— START OF Records supplied —

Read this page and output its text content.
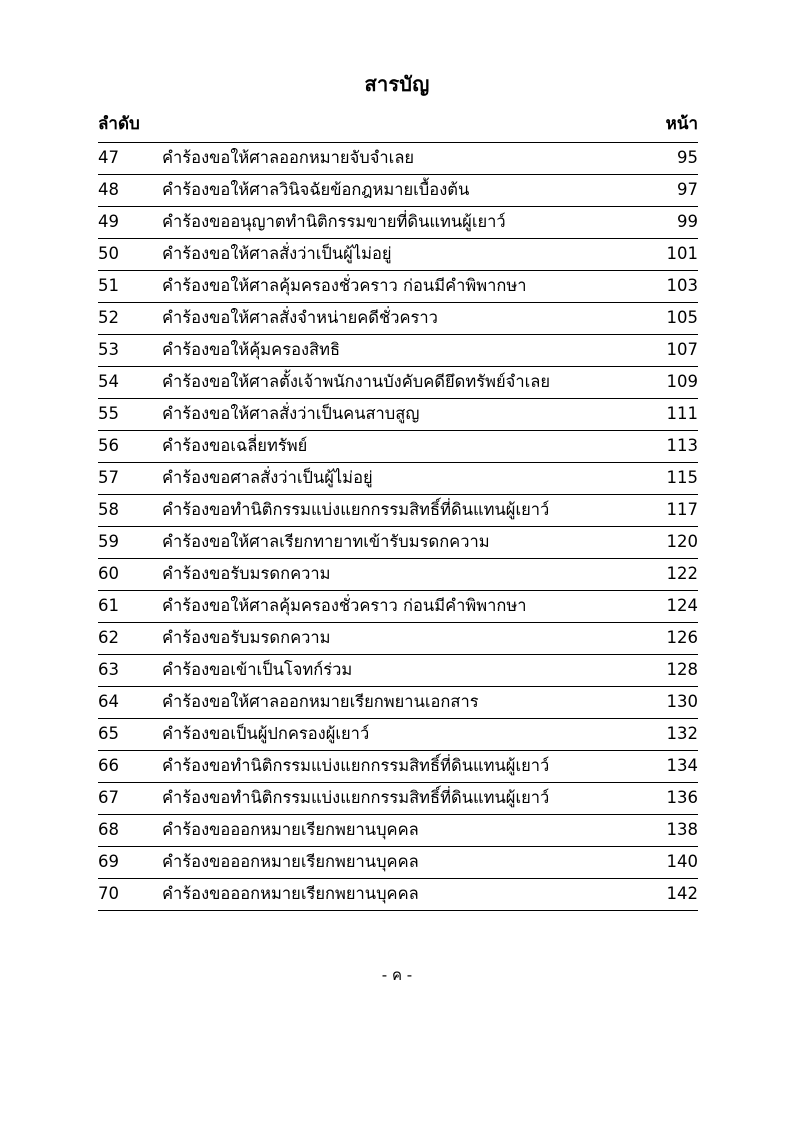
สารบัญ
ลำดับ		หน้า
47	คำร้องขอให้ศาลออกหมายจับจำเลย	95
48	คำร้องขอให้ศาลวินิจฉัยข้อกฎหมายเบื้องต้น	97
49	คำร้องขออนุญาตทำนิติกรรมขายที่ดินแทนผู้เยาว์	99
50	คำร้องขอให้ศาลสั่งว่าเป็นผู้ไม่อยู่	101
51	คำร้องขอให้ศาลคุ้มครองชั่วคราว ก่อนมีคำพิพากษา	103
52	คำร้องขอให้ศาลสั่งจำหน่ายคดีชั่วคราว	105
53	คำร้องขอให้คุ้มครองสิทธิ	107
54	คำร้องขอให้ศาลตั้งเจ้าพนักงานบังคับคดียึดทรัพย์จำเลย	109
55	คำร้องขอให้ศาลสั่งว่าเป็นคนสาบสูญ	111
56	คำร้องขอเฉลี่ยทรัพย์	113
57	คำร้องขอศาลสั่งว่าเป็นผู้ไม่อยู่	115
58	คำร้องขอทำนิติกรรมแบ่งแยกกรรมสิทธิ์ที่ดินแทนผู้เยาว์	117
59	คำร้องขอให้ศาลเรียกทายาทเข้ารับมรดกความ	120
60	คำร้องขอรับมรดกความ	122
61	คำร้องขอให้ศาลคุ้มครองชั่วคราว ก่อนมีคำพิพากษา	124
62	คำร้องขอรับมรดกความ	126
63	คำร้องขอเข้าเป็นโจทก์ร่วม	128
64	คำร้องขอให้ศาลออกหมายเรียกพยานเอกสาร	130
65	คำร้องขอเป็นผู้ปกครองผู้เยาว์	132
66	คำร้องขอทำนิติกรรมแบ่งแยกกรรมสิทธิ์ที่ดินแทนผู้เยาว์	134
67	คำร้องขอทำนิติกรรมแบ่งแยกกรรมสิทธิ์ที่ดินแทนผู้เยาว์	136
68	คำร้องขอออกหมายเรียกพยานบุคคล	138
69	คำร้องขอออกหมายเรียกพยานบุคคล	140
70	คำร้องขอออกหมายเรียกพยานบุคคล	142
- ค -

— END OF Records supplied —

Reproduce all of the material above word for word. Omit the pictures.

**Expected answer:**
Read this page and output its text content.
สารบัญ
ลำดับ		หน้า
47	คำร้องขอให้ศาลออกหมายจับจำเลย	95
48	คำร้องขอให้ศาลวินิจฉัยข้อกฎหมายเบื้องต้น	97
49	คำร้องขออนุญาตทำนิติกรรมขายที่ดินแทนผู้เยาว์	99
50	คำร้องขอให้ศาลสั่งว่าเป็นผู้ไม่อยู่	101
51	คำร้องขอให้ศาลคุ้มครองชั่วคราว ก่อนมีคำพิพากษา	103
52	คำร้องขอให้ศาลสั่งจำหน่ายคดีชั่วคราว	105
53	คำร้องขอให้คุ้มครองสิทธิ	107
54	คำร้องขอให้ศาลตั้งเจ้าพนักงานบังคับคดียึดทรัพย์จำเลย	109
55	คำร้องขอให้ศาลสั่งว่าเป็นคนสาบสูญ	111
56	คำร้องขอเฉลี่ยทรัพย์	113
57	คำร้องขอศาลสั่งว่าเป็นผู้ไม่อยู่	115
58	คำร้องขอทำนิติกรรมแบ่งแยกกรรมสิทธิ์ที่ดินแทนผู้เยาว์	117
59	คำร้องขอให้ศาลเรียกทายาทเข้ารับมรดกความ	120
60	คำร้องขอรับมรดกความ	122
61	คำร้องขอให้ศาลคุ้มครองชั่วคราว ก่อนมีคำพิพากษา	124
62	คำร้องขอรับมรดกความ	126
63	คำร้องขอเข้าเป็นโจทก์ร่วม	128
64	คำร้องขอให้ศาลออกหมายเรียกพยานเอกสาร	130
65	คำร้องขอเป็นผู้ปกครองผู้เยาว์	132
66	คำร้องขอทำนิติกรรมแบ่งแยกกรรมสิทธิ์ที่ดินแทนผู้เยาว์	134
67	คำร้องขอทำนิติกรรมแบ่งแยกกรรมสิทธิ์ที่ดินแทนผู้เยาว์	136
68	คำร้องขอออกหมายเรียกพยานบุคคล	138
69	คำร้องขอออกหมายเรียกพยานบุคคล	140
70	คำร้องขอออกหมายเรียกพยานบุคคล	142
- ค -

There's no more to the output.